• **EXTRACTED MATERIAL**:
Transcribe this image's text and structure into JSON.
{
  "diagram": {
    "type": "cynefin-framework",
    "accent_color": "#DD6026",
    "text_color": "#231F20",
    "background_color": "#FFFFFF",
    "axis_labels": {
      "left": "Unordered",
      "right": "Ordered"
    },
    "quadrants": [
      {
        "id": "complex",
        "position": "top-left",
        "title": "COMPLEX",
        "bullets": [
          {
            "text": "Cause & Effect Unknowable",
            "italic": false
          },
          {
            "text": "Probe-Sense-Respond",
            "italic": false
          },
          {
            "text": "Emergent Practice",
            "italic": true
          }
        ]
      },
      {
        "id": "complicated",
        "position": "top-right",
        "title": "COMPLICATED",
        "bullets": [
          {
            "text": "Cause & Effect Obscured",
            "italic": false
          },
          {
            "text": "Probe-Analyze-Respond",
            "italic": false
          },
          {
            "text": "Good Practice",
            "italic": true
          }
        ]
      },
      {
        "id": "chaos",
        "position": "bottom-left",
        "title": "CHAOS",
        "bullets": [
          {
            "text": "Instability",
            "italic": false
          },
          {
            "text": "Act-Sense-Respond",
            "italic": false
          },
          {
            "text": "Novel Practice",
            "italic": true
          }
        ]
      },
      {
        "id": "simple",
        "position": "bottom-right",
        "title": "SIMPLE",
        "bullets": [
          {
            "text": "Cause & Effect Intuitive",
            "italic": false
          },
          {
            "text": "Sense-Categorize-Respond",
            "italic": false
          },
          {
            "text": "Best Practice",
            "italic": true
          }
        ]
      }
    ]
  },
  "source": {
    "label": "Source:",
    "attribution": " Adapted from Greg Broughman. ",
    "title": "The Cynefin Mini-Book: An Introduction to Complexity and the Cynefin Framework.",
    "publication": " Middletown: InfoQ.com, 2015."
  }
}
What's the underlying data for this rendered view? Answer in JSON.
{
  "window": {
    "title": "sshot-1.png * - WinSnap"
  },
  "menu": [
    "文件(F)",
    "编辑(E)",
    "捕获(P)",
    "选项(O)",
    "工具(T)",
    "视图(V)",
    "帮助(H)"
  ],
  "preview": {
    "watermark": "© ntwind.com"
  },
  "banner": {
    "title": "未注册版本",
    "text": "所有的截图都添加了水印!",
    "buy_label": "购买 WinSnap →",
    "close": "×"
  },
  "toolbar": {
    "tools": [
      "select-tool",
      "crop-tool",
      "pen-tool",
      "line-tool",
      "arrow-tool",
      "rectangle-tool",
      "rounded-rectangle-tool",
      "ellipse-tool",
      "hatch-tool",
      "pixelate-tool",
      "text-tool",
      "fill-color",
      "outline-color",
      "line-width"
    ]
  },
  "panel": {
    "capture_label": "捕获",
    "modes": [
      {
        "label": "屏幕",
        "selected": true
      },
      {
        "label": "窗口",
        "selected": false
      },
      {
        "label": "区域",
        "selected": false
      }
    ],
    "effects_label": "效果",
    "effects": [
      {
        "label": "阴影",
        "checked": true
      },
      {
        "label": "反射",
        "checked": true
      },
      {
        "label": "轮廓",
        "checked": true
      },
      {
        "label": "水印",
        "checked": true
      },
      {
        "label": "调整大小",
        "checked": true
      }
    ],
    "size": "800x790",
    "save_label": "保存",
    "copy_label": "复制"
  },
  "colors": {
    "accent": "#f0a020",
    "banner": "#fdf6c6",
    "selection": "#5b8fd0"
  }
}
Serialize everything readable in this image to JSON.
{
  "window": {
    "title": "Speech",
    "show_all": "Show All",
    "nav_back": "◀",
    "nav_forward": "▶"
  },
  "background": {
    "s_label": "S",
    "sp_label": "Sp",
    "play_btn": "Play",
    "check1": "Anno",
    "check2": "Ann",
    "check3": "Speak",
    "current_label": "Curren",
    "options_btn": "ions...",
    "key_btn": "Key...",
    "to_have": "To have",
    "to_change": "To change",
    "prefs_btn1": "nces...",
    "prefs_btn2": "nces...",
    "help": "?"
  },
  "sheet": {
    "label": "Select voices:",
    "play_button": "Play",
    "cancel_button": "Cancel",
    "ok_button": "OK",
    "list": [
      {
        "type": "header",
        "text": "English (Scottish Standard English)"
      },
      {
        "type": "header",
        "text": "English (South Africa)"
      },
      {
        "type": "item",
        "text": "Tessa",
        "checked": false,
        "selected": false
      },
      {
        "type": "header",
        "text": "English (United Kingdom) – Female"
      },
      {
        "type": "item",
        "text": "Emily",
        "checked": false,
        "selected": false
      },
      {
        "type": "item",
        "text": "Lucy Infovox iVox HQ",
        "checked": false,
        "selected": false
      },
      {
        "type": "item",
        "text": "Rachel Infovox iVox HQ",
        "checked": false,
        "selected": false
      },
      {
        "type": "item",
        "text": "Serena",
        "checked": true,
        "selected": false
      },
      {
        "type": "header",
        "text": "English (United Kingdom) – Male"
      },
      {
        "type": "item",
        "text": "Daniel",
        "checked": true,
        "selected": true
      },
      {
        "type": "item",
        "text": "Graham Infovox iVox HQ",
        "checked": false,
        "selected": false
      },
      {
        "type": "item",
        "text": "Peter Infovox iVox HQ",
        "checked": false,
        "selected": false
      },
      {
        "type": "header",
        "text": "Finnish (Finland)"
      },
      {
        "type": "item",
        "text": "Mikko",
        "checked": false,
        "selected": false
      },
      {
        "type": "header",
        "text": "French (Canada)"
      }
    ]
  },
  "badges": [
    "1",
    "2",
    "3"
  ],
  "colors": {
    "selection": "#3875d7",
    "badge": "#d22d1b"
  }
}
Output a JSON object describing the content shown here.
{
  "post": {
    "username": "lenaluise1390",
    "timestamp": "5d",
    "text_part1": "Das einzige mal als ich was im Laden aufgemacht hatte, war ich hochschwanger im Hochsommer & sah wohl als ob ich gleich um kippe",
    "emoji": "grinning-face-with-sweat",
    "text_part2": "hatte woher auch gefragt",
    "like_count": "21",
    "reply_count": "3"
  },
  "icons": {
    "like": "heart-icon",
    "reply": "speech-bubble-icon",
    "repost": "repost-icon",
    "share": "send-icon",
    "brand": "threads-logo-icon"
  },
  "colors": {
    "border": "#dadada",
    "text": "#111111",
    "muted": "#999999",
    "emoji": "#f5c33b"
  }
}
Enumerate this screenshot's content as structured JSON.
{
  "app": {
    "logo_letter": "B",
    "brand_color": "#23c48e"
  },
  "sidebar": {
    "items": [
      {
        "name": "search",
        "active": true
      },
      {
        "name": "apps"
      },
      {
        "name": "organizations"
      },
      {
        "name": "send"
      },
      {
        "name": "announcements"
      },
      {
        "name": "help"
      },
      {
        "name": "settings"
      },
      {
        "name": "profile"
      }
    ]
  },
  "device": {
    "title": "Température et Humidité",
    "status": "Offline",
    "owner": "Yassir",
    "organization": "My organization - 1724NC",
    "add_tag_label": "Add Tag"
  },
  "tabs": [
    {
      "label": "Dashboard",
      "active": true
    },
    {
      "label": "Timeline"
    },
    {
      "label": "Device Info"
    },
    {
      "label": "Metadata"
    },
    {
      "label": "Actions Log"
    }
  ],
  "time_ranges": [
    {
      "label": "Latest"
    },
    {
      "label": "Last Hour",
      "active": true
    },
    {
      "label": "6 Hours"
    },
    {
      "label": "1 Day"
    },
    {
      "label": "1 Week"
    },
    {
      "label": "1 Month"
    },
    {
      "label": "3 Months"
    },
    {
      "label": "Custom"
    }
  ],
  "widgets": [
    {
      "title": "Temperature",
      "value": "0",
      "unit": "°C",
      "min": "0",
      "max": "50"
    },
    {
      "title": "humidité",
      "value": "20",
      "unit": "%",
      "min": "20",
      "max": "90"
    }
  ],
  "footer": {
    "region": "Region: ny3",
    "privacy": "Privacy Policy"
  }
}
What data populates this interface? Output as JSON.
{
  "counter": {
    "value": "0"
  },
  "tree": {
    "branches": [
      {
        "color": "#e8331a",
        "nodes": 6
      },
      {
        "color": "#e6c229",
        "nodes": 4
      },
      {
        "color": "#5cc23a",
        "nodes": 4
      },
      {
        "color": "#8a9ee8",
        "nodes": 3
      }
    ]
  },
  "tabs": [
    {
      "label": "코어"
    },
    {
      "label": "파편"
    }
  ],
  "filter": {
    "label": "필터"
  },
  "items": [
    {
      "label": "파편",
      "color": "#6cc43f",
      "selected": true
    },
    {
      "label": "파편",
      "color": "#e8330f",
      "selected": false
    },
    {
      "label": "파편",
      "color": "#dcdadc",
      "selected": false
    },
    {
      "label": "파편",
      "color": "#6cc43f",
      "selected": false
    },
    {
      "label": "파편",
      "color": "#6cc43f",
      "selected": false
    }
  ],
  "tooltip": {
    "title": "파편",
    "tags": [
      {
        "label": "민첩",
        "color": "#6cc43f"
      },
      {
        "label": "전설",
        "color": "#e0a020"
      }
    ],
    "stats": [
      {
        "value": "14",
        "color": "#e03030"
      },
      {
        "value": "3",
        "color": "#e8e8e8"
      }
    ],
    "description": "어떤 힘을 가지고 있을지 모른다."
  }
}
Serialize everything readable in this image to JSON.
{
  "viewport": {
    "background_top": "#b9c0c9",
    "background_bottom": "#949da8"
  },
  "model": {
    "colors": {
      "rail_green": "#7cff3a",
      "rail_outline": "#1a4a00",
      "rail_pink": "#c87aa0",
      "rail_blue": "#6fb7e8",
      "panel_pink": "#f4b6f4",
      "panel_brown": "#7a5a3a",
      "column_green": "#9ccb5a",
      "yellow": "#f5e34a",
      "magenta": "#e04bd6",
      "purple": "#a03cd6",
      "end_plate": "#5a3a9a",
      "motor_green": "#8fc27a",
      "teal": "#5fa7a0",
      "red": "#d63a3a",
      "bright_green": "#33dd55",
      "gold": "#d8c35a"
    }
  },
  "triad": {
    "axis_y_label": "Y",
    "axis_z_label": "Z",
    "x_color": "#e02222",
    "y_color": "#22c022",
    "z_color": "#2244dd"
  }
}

• **WRITTEN REQUEST**: Among the entries, how many lines include the word "English"? Answer with a single number and nothing further.

• **THE COMPLETED TASK**: 4